#### Supplied material
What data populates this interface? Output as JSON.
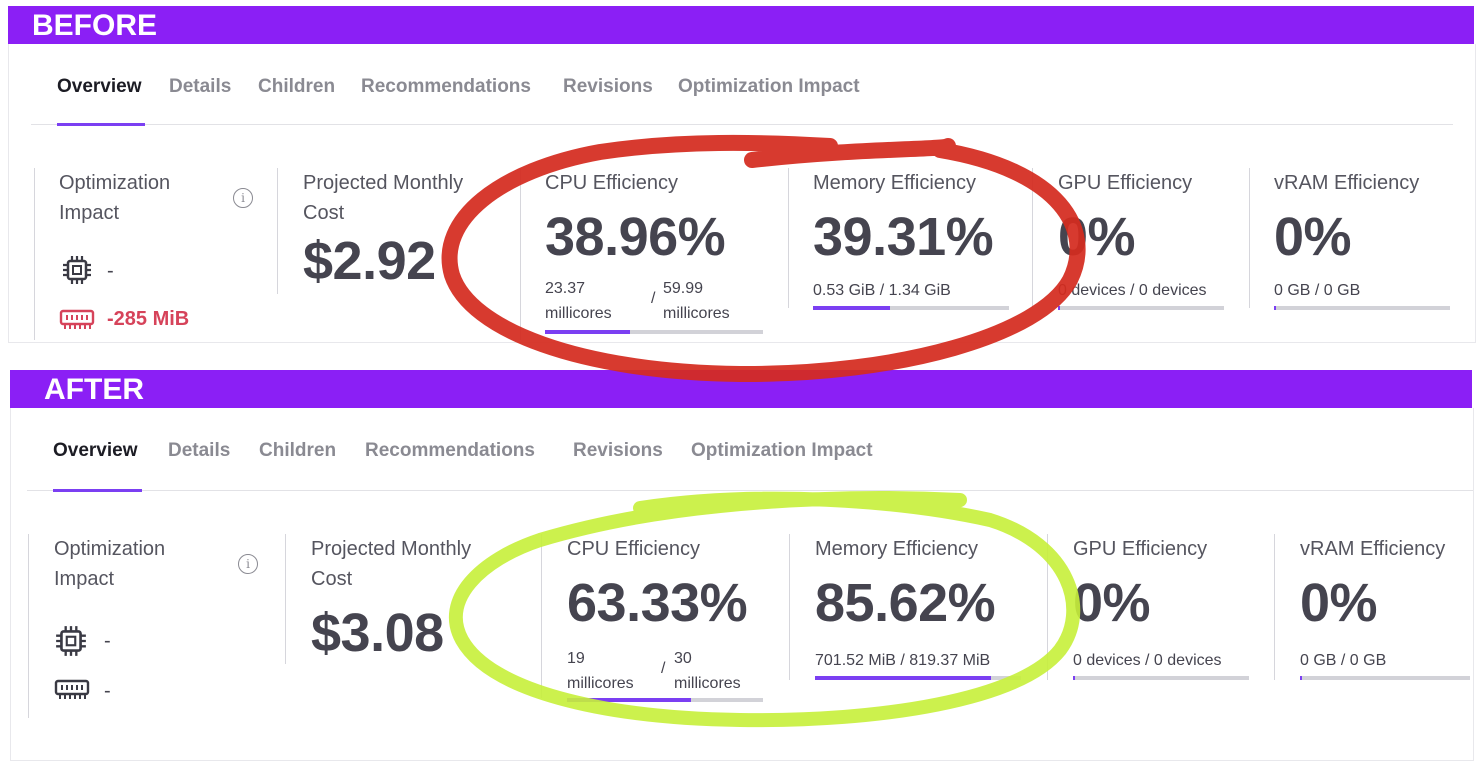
{
  "before": {
    "banner": "BEFORE",
    "tabs": [
      "Overview",
      "Details",
      "Children",
      "Recommendations",
      "Revisions",
      "Optimization Impact"
    ],
    "active_tab": "Overview",
    "optimization_impact": {
      "title": "Optimization Impact",
      "cpu_value": "-",
      "memory_value": "-285 MiB"
    },
    "projected_cost": {
      "title": "Projected Monthly Cost",
      "value": "$2.92"
    },
    "cpu": {
      "title": "CPU Efficiency",
      "value": "38.96%",
      "used": "23.37",
      "used_unit": "millicores",
      "sep": "/",
      "total": "59.99",
      "total_unit": "millicores",
      "fill": 0.3896
    },
    "memory": {
      "title": "Memory Efficiency",
      "value": "39.31%",
      "detail": "0.53 GiB / 1.34 GiB",
      "fill": 0.3931
    },
    "gpu": {
      "title": "GPU Efficiency",
      "value": "0%",
      "detail": "0 devices / 0 devices",
      "fill": 0
    },
    "vram": {
      "title": "vRAM Efficiency",
      "value": "0%",
      "detail": "0 GB / 0 GB",
      "fill": 0
    }
  },
  "after": {
    "banner": "AFTER",
    "tabs": [
      "Overview",
      "Details",
      "Children",
      "Recommendations",
      "Revisions",
      "Optimization Impact"
    ],
    "active_tab": "Overview",
    "optimization_impact": {
      "title": "Optimization Impact",
      "cpu_value": "-",
      "memory_value": "-"
    },
    "projected_cost": {
      "title": "Projected Monthly Cost",
      "value": "$3.08"
    },
    "cpu": {
      "title": "CPU Efficiency",
      "value": "63.33%",
      "used": "19",
      "used_unit": "millicores",
      "sep": "/",
      "total": "30",
      "total_unit": "millicores",
      "fill": 0.6333
    },
    "memory": {
      "title": "Memory Efficiency",
      "value": "85.62%",
      "detail": "701.52 MiB / 819.37 MiB",
      "fill": 0.8562
    },
    "gpu": {
      "title": "GPU Efficiency",
      "value": "0%",
      "detail": "0 devices / 0 devices",
      "fill": 0
    },
    "vram": {
      "title": "vRAM Efficiency",
      "value": "0%",
      "detail": "0 GB / 0 GB",
      "fill": 0
    }
  },
  "colors": {
    "banner": "#8b1ff5",
    "accent": "#7b3ff2",
    "negative": "#d6435a",
    "annotation_red": "#d42b1f",
    "annotation_green": "#c7f03a"
  },
  "icons": {
    "cpu": "cpu-chip-icon",
    "memory": "memory-module-icon",
    "info": "info-icon"
  }
}
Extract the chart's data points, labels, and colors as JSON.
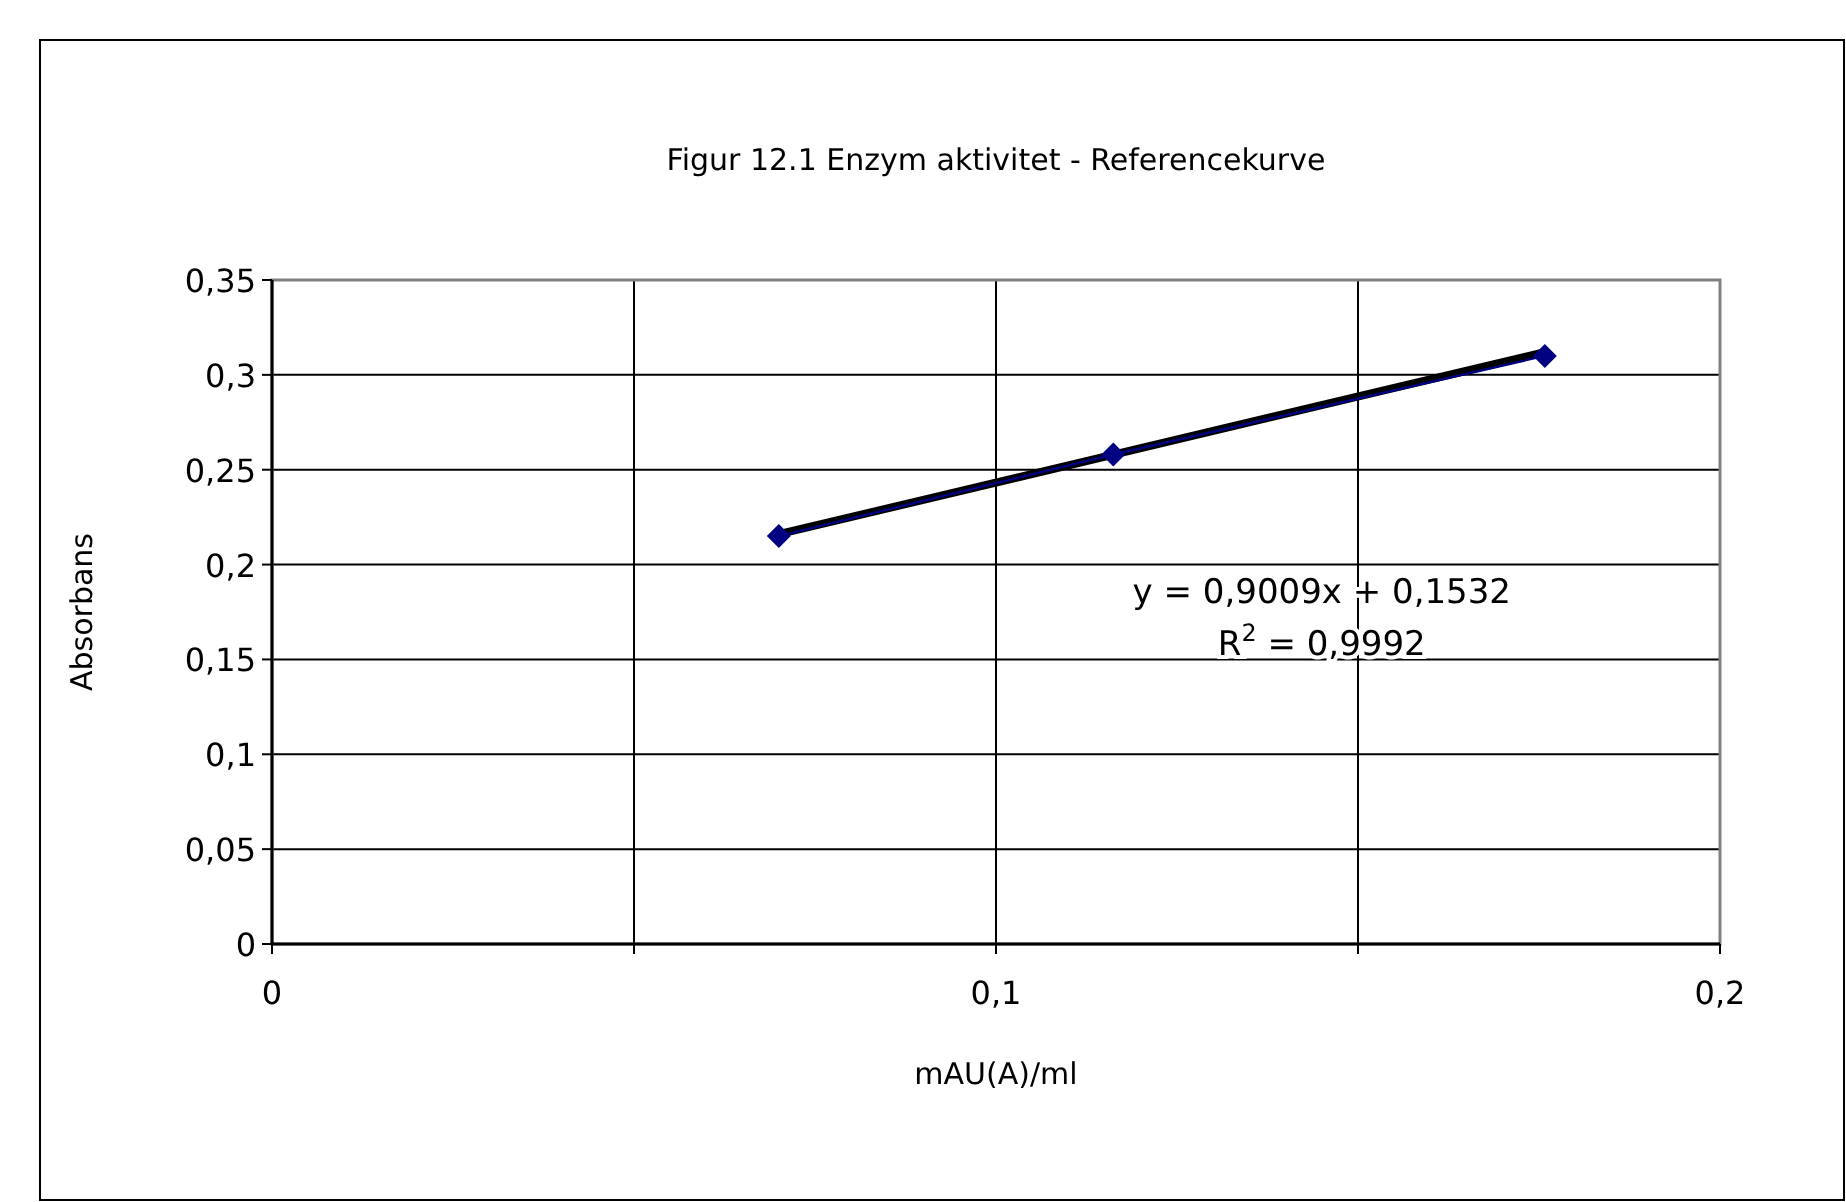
{
  "chart_data": {
    "type": "line",
    "title": "Figur 12.1 Enzym aktivitet - Referencekurve",
    "xlabel": "mAU(A)/ml",
    "ylabel": "Absorbans",
    "x": [
      0.07,
      0.1162,
      0.1758
    ],
    "series": [
      {
        "color": "#000080",
        "marker": "diamond",
        "values": [
          0.215,
          0.258,
          0.31
        ]
      },
      {
        "type": "line",
        "color": "#000000",
        "marker": "none",
        "x": [
          0.07,
          0.1758
        ],
        "values": [
          0.216,
          0.312
        ]
      }
    ],
    "xlim": [
      0,
      0.2
    ],
    "xticks": [
      0,
      {
        "value": 0.05,
        "label": null
      },
      {
        "value": 0.1,
        "label": "0,1"
      },
      {
        "value": 0.15,
        "label": null
      },
      {
        "value": 0.2,
        "label": "0,2"
      }
    ],
    "ylim": [
      0,
      0.35
    ],
    "yticks": [
      0,
      {
        "value": 0.05,
        "label": "0,05"
      },
      {
        "value": 0.1,
        "label": "0,1"
      },
      {
        "value": 0.15,
        "label": "0,15"
      },
      {
        "value": 0.2,
        "label": "0,2"
      },
      {
        "value": 0.25,
        "label": "0,25"
      },
      {
        "value": 0.3,
        "label": "0,3"
      },
      {
        "value": 0.35,
        "label": "0,35"
      }
    ],
    "grid": true,
    "annotations": [
      "y = 0,9009x + 0,1532",
      "R$^{2}$ = 0,9992"
    ]
  }
}
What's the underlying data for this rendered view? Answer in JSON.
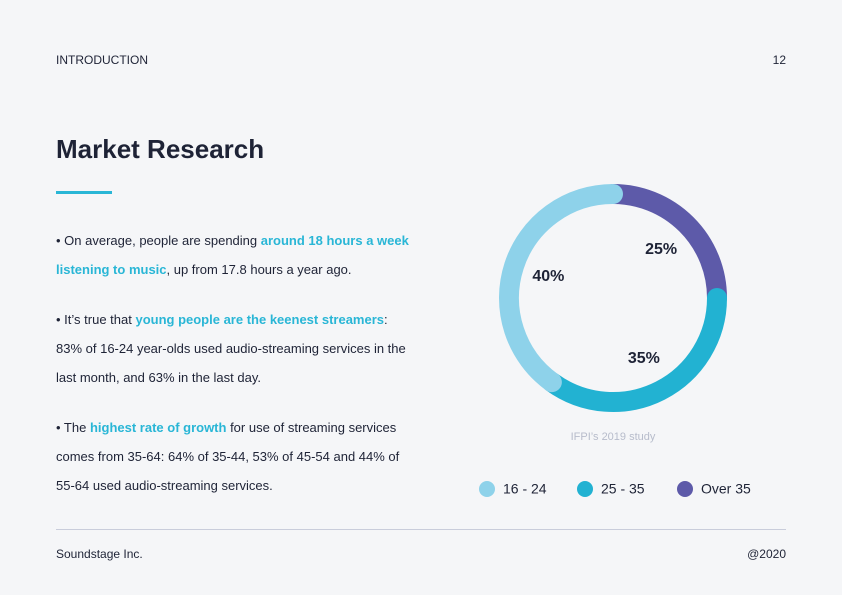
{
  "header": {
    "section": "INTRODUCTION",
    "page": "12"
  },
  "title": "Market Research",
  "paragraphs": [
    [
      "• On average, people are spending ",
      "around 18 hours a week listening to music",
      ", up from 17.8 hours a year ago."
    ],
    [
      "• It’s true that ",
      "young people are the keenest streamers",
      ": 83% of 16-24 year-olds used audio-streaming services in the last month, and 63% in the last day."
    ],
    [
      "• The ",
      "highest rate of growth",
      " for use of streaming services comes from 35-64: 64% of 35-44, 53% of 45-54 and 44% of 55-64 used audio-streaming services."
    ]
  ],
  "chart_data": {
    "type": "donut",
    "categories": [
      "16 - 24",
      "25 - 35",
      "Over 35"
    ],
    "values": [
      40,
      35,
      25
    ],
    "value_labels": [
      "40%",
      "35%",
      "25%"
    ],
    "colors": [
      "#8ed2ea",
      "#22b2d2",
      "#5d5aa9"
    ],
    "caption": "IFPI’s 2019 study"
  },
  "footer": {
    "company": "Soundstage Inc.",
    "year": "@2020"
  }
}
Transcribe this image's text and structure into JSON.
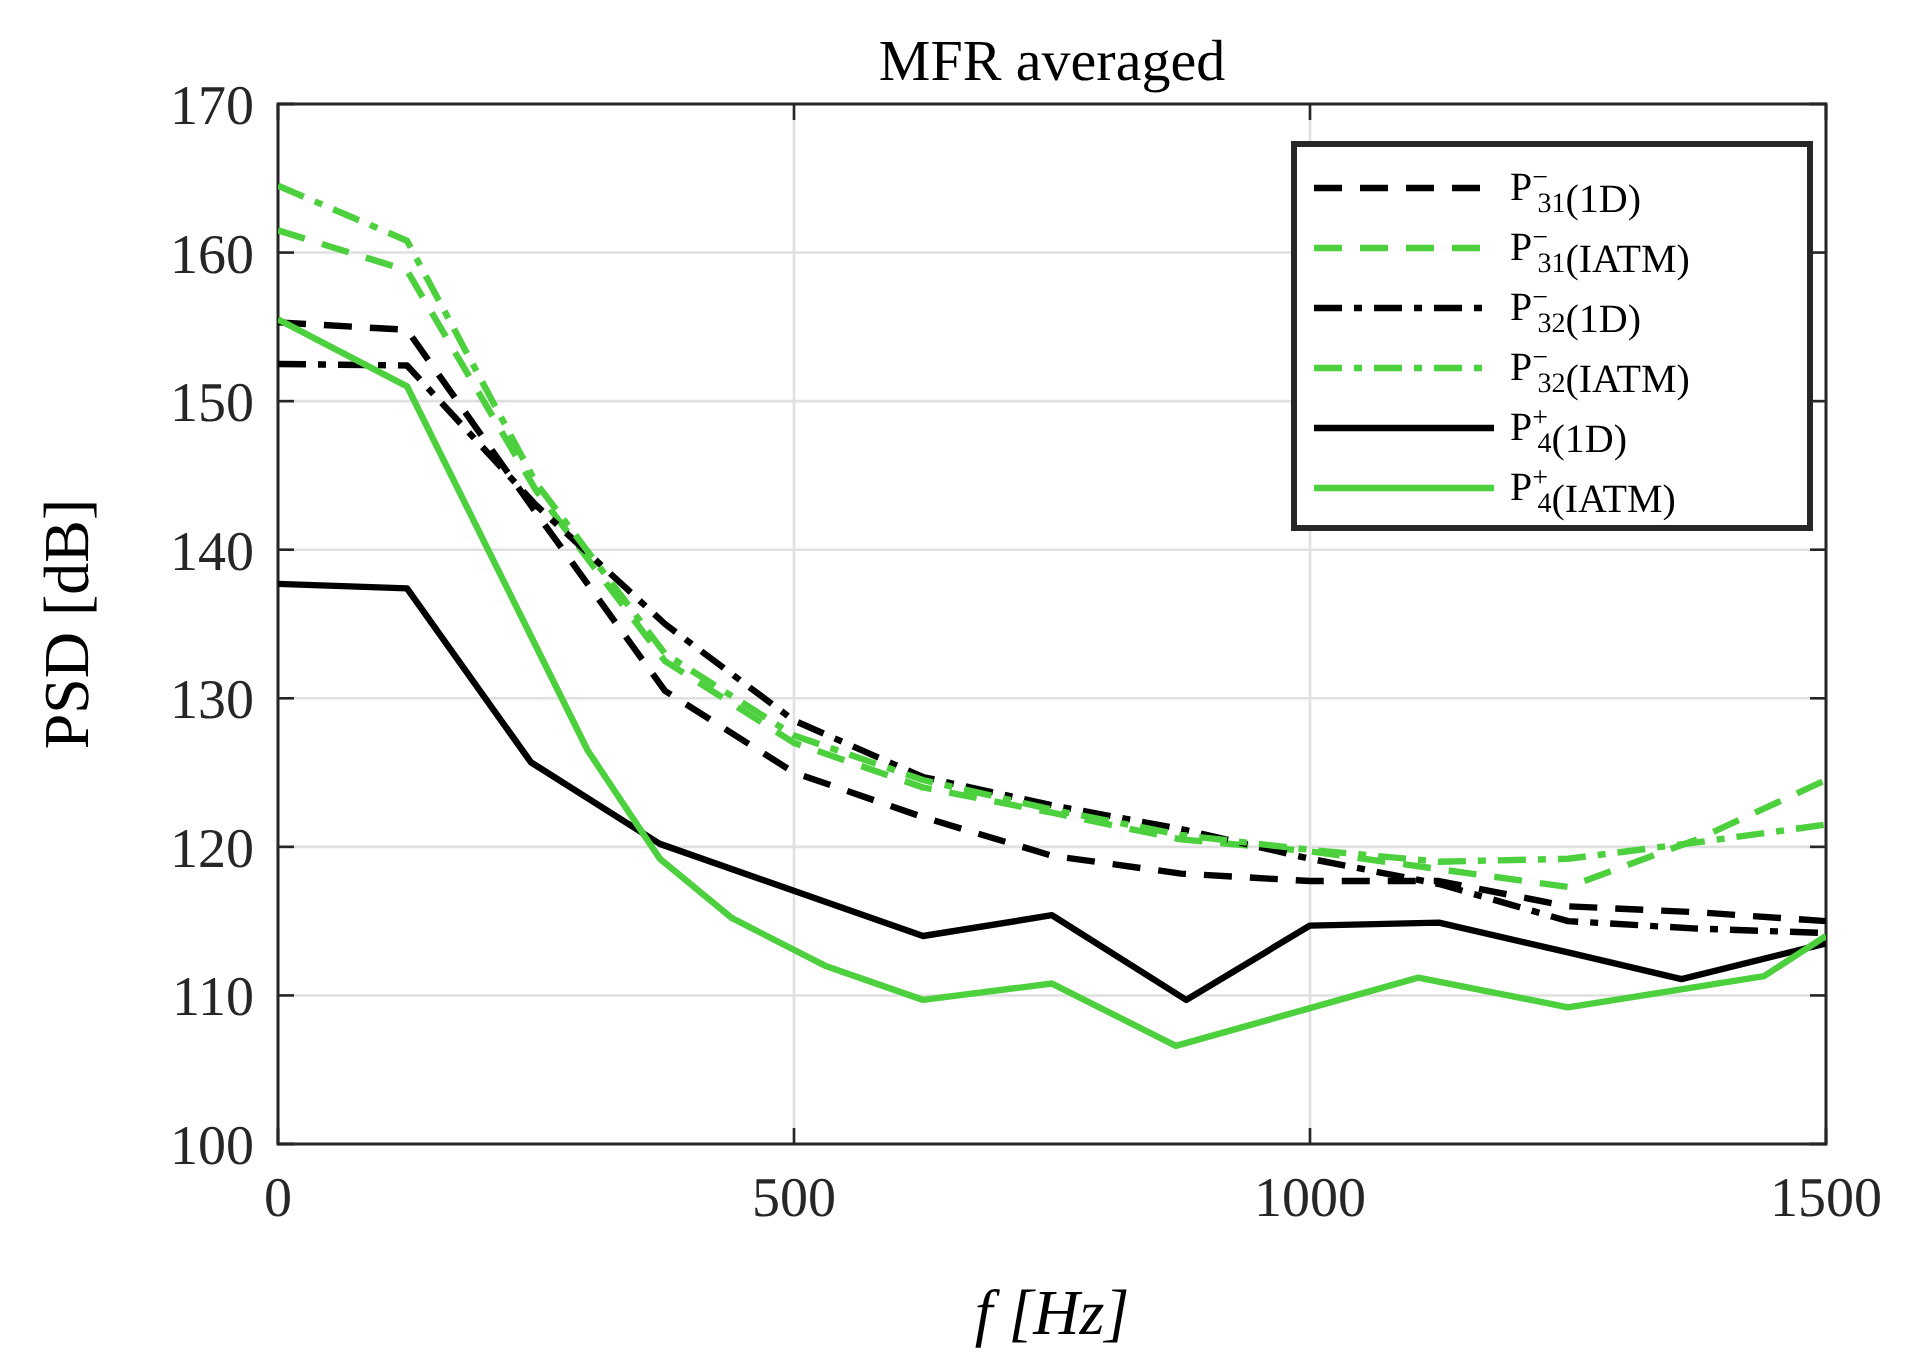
{
  "chart_data": {
    "type": "line",
    "title": "MFR averaged",
    "xlabel": "f [Hz]",
    "ylabel": "PSD [dB]",
    "xlim": [
      0,
      1500
    ],
    "xticks": [
      0,
      500,
      1000,
      1500
    ],
    "ylim": [
      100,
      170
    ],
    "yticks": [
      100,
      110,
      120,
      130,
      140,
      150,
      160,
      170
    ],
    "grid": true,
    "legend": "top right",
    "marker": "none",
    "series": [
      {
        "name": "P$^{−}$$_{31}$(1D)",
        "color": "#000000",
        "line_style": "dashed",
        "x": [
          0,
          125,
          250,
          375,
          500,
          625,
          750,
          875,
          1000,
          1125,
          1250,
          1375,
          1500
        ],
        "values": [
          155.3,
          154.8,
          142.5,
          130.5,
          125,
          122,
          119.4,
          118.2,
          117.7,
          117.7,
          116,
          115.6,
          115
        ]
      },
      {
        "name": "P$^{−}$$_{31}$(IATM)",
        "color": "#4dd03d",
        "line_style": "dashed",
        "x": [
          0,
          125,
          250,
          375,
          500,
          625,
          750,
          875,
          1000,
          1125,
          1250,
          1375,
          1500
        ],
        "values": [
          161.5,
          158.8,
          144,
          132.5,
          127,
          124,
          122.3,
          120.5,
          119.7,
          118.5,
          117.3,
          120.5,
          124.5
        ]
      },
      {
        "name": "P$^{−}$$_{32}$(1D)",
        "color": "#000000",
        "line_style": "dashdot",
        "x": [
          0,
          125,
          250,
          375,
          500,
          625,
          750,
          875,
          1000,
          1125,
          1250,
          1375,
          1500
        ],
        "values": [
          152.5,
          152.4,
          143,
          135,
          128.5,
          124.7,
          122.8,
          121.2,
          119.2,
          117.5,
          115,
          114.5,
          114.2
        ]
      },
      {
        "name": "P$^{−}$$_{32}$(IATM)",
        "color": "#4dd03d",
        "line_style": "dashdot",
        "x": [
          0,
          125,
          250,
          375,
          500,
          625,
          750,
          875,
          1000,
          1125,
          1250,
          1375,
          1500
        ],
        "values": [
          164.5,
          160.8,
          144.5,
          133,
          127.5,
          124.5,
          122.5,
          120.8,
          119.8,
          119,
          119.2,
          120.3,
          121.5
        ]
      },
      {
        "name": "P$^{+}$$_{4}$(1D)",
        "color": "#000000",
        "line_style": "solid",
        "x": [
          0,
          125,
          245,
          370,
          625,
          750,
          880,
          1000,
          1125,
          1250,
          1360,
          1500
        ],
        "values": [
          137.7,
          137.4,
          125.7,
          120.2,
          114,
          115.4,
          109.7,
          114.7,
          114.9,
          112.9,
          111.1,
          113.5
        ]
      },
      {
        "name": "P$^{+}$$_{4}$(IATM)",
        "color": "#4dd03d",
        "line_style": "solid",
        "x": [
          0,
          125,
          250,
          300,
          370,
          440,
          530,
          625,
          750,
          870,
          1105,
          1250,
          1440,
          1500
        ],
        "values": [
          155.5,
          151,
          133.5,
          126.5,
          119.2,
          115.2,
          112,
          109.7,
          110.8,
          106.6,
          111.2,
          109.2,
          111.3,
          114
        ]
      }
    ]
  }
}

#### Exercise aim
The lines to collect are those holding the string "colors"; copy them all.

#### Solution to the problem
  "colors": {
Extract the chart's data points, labels, and colors as JSON.
    "colors": [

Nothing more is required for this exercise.